Supplied records ▸
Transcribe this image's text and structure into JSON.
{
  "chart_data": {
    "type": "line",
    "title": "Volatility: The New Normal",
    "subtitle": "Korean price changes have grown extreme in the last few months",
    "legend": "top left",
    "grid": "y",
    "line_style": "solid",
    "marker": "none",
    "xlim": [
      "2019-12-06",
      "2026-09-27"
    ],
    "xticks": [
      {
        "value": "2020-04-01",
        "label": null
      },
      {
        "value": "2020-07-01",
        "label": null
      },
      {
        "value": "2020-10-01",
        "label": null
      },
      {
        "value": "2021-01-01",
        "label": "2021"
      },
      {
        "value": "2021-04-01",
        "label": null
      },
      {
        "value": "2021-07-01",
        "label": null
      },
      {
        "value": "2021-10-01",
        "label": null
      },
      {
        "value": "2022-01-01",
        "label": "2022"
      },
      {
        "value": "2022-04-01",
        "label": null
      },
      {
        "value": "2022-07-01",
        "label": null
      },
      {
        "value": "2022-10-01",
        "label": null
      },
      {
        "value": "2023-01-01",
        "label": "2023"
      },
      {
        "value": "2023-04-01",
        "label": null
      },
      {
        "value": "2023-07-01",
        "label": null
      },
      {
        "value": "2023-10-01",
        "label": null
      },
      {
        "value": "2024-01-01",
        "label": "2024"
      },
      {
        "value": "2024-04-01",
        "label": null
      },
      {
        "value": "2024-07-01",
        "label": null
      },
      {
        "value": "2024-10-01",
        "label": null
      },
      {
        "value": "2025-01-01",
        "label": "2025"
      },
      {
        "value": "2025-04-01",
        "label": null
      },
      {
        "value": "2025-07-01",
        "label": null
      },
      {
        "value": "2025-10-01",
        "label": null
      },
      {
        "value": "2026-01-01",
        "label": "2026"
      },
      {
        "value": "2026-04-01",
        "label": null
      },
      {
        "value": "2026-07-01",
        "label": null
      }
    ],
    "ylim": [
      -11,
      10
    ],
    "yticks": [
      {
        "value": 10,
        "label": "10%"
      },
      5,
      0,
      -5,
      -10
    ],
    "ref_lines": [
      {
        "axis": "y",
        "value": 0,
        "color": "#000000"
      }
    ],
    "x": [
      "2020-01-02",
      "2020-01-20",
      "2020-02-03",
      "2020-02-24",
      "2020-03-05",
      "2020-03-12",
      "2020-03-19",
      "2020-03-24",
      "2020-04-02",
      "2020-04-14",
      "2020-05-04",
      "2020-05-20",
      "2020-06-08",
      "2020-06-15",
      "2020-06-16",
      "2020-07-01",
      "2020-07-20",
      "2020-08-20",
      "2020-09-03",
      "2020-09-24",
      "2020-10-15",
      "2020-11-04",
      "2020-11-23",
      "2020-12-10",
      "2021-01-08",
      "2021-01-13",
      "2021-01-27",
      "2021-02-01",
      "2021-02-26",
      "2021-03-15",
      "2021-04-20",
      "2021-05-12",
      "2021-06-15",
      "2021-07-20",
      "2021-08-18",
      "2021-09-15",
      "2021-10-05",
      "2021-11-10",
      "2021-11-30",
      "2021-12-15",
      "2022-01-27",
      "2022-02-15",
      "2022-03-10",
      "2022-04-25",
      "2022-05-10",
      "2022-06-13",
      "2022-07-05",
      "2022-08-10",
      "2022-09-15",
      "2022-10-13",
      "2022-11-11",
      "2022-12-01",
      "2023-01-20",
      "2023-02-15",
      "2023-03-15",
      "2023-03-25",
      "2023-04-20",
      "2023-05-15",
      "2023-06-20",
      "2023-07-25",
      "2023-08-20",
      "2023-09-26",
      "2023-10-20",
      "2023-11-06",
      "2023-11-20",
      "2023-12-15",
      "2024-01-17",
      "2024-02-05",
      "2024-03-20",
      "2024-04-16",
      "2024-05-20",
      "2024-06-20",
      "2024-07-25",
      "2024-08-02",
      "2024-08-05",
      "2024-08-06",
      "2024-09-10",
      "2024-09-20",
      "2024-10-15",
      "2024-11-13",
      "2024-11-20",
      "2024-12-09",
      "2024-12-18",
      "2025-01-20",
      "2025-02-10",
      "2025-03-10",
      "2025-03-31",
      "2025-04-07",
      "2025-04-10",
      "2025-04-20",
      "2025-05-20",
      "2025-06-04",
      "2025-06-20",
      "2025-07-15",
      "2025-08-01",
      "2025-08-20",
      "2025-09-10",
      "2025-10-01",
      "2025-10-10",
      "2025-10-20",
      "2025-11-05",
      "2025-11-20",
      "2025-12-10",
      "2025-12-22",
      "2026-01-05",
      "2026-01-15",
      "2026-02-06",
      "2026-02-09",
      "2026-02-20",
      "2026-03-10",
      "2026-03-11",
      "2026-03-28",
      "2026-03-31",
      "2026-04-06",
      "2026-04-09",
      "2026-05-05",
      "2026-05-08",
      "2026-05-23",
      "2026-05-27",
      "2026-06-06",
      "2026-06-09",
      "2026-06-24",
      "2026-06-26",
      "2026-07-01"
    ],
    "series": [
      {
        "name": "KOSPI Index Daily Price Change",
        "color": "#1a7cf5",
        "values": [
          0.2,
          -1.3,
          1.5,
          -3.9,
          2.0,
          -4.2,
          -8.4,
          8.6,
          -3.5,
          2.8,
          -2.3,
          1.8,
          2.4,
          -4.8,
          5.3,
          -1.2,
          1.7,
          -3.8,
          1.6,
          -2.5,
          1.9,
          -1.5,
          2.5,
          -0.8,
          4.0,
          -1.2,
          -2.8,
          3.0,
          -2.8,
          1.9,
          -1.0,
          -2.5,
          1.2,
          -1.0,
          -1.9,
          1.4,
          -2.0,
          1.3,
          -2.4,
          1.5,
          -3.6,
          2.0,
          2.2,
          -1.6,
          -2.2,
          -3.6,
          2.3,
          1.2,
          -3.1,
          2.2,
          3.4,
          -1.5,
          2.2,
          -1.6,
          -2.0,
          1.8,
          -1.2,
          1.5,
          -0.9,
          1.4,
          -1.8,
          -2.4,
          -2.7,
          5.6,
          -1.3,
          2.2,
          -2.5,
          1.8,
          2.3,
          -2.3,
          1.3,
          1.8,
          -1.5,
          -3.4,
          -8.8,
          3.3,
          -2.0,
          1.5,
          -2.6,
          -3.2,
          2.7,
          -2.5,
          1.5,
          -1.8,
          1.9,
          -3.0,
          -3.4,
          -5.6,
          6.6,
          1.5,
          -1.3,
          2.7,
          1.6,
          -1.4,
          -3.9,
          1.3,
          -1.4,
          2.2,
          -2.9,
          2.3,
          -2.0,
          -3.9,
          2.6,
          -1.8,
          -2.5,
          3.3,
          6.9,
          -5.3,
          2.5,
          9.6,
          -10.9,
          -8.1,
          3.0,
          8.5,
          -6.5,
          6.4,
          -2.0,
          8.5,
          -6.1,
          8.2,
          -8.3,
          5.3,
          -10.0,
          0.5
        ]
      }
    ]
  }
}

Aim of the exercise ▸
Restate every entry word for word.

Task output ▸
Transcribe this image's text and structure into JSON.
{
  "chart_data": {
    "type": "line",
    "title": "Volatility: The New Normal",
    "subtitle": "Korean price changes have grown extreme in the last few months",
    "legend": "top left",
    "grid": "y",
    "line_style": "solid",
    "marker": "none",
    "xlim": [
      "2019-12-06",
      "2026-09-27"
    ],
    "xticks": [
      {
        "value": "2020-04-01",
        "label": null
      },
      {
        "value": "2020-07-01",
        "label": null
      },
      {
        "value": "2020-10-01",
        "label": null
      },
      {
        "value": "2021-01-01",
        "label": "2021"
      },
      {
        "value": "2021-04-01",
        "label": null
      },
      {
        "value": "2021-07-01",
        "label": null
      },
      {
        "value": "2021-10-01",
        "label": null
      },
      {
        "value": "2022-01-01",
        "label": "2022"
      },
      {
        "value": "2022-04-01",
        "label": null
      },
      {
        "value": "2022-07-01",
        "label": null
      },
      {
        "value": "2022-10-01",
        "label": null
      },
      {
        "value": "2023-01-01",
        "label": "2023"
      },
      {
        "value": "2023-04-01",
        "label": null
      },
      {
        "value": "2023-07-01",
        "label": null
      },
      {
        "value": "2023-10-01",
        "label": null
      },
      {
        "value": "2024-01-01",
        "label": "2024"
      },
      {
        "value": "2024-04-01",
        "label": null
      },
      {
        "value": "2024-07-01",
        "label": null
      },
      {
        "value": "2024-10-01",
        "label": null
      },
      {
        "value": "2025-01-01",
        "label": "2025"
      },
      {
        "value": "2025-04-01",
        "label": null
      },
      {
        "value": "2025-07-01",
        "label": null
      },
      {
        "value": "2025-10-01",
        "label": null
      },
      {
        "value": "2026-01-01",
        "label": "2026"
      },
      {
        "value": "2026-04-01",
        "label": null
      },
      {
        "value": "2026-07-01",
        "label": null
      }
    ],
    "ylim": [
      -11,
      10
    ],
    "yticks": [
      {
        "value": 10,
        "label": "10%"
      },
      5,
      0,
      -5,
      -10
    ],
    "ref_lines": [
      {
        "axis": "y",
        "value": 0,
        "color": "#000000"
      }
    ],
    "x": [
      "2020-01-02",
      "2020-01-20",
      "2020-02-03",
      "2020-02-24",
      "2020-03-05",
      "2020-03-12",
      "2020-03-19",
      "2020-03-24",
      "2020-04-02",
      "2020-04-14",
      "2020-05-04",
      "2020-05-20",
      "2020-06-08",
      "2020-06-15",
      "2020-06-16",
      "2020-07-01",
      "2020-07-20",
      "2020-08-20",
      "2020-09-03",
      "2020-09-24",
      "2020-10-15",
      "2020-11-04",
      "2020-11-23",
      "2020-12-10",
      "2021-01-08",
      "2021-01-13",
      "2021-01-27",
      "2021-02-01",
      "2021-02-26",
      "2021-03-15",
      "2021-04-20",
      "2021-05-12",
      "2021-06-15",
      "2021-07-20",
      "2021-08-18",
      "2021-09-15",
      "2021-10-05",
      "2021-11-10",
      "2021-11-30",
      "2021-12-15",
      "2022-01-27",
      "2022-02-15",
      "2022-03-10",
      "2022-04-25",
      "2022-05-10",
      "2022-06-13",
      "2022-07-05",
      "2022-08-10",
      "2022-09-15",
      "2022-10-13",
      "2022-11-11",
      "2022-12-01",
      "2023-01-20",
      "2023-02-15",
      "2023-03-15",
      "2023-03-25",
      "2023-04-20",
      "2023-05-15",
      "2023-06-20",
      "2023-07-25",
      "2023-08-20",
      "2023-09-26",
      "2023-10-20",
      "2023-11-06",
      "2023-11-20",
      "2023-12-15",
      "2024-01-17",
      "2024-02-05",
      "2024-03-20",
      "2024-04-16",
      "2024-05-20",
      "2024-06-20",
      "2024-07-25",
      "2024-08-02",
      "2024-08-05",
      "2024-08-06",
      "2024-09-10",
      "2024-09-20",
      "2024-10-15",
      "2024-11-13",
      "2024-11-20",
      "2024-12-09",
      "2024-12-18",
      "2025-01-20",
      "2025-02-10",
      "2025-03-10",
      "2025-03-31",
      "2025-04-07",
      "2025-04-10",
      "2025-04-20",
      "2025-05-20",
      "2025-06-04",
      "2025-06-20",
      "2025-07-15",
      "2025-08-01",
      "2025-08-20",
      "2025-09-10",
      "2025-10-01",
      "2025-10-10",
      "2025-10-20",
      "2025-11-05",
      "2025-11-20",
      "2025-12-10",
      "2025-12-22",
      "2026-01-05",
      "2026-01-15",
      "2026-02-06",
      "2026-02-09",
      "2026-02-20",
      "2026-03-10",
      "2026-03-11",
      "2026-03-28",
      "2026-03-31",
      "2026-04-06",
      "2026-04-09",
      "2026-05-05",
      "2026-05-08",
      "2026-05-23",
      "2026-05-27",
      "2026-06-06",
      "2026-06-09",
      "2026-06-24",
      "2026-06-26",
      "2026-07-01"
    ],
    "series": [
      {
        "name": "KOSPI Index Daily Price Change",
        "color": "#1a7cf5",
        "values": [
          0.2,
          -1.3,
          1.5,
          -3.9,
          2.0,
          -4.2,
          -8.4,
          8.6,
          -3.5,
          2.8,
          -2.3,
          1.8,
          2.4,
          -4.8,
          5.3,
          -1.2,
          1.7,
          -3.8,
          1.6,
          -2.5,
          1.9,
          -1.5,
          2.5,
          -0.8,
          4.0,
          -1.2,
          -2.8,
          3.0,
          -2.8,
          1.9,
          -1.0,
          -2.5,
          1.2,
          -1.0,
          -1.9,
          1.4,
          -2.0,
          1.3,
          -2.4,
          1.5,
          -3.6,
          2.0,
          2.2,
          -1.6,
          -2.2,
          -3.6,
          2.3,
          1.2,
          -3.1,
          2.2,
          3.4,
          -1.5,
          2.2,
          -1.6,
          -2.0,
          1.8,
          -1.2,
          1.5,
          -0.9,
          1.4,
          -1.8,
          -2.4,
          -2.7,
          5.6,
          -1.3,
          2.2,
          -2.5,
          1.8,
          2.3,
          -2.3,
          1.3,
          1.8,
          -1.5,
          -3.4,
          -8.8,
          3.3,
          -2.0,
          1.5,
          -2.6,
          -3.2,
          2.7,
          -2.5,
          1.5,
          -1.8,
          1.9,
          -3.0,
          -3.4,
          -5.6,
          6.6,
          1.5,
          -1.3,
          2.7,
          1.6,
          -1.4,
          -3.9,
          1.3,
          -1.4,
          2.2,
          -2.9,
          2.3,
          -2.0,
          -3.9,
          2.6,
          -1.8,
          -2.5,
          3.3,
          6.9,
          -5.3,
          2.5,
          9.6,
          -10.9,
          -8.1,
          3.0,
          8.5,
          -6.5,
          6.4,
          -2.0,
          8.5,
          -6.1,
          8.2,
          -8.3,
          5.3,
          -10.0,
          0.5
        ]
      }
    ]
  }
}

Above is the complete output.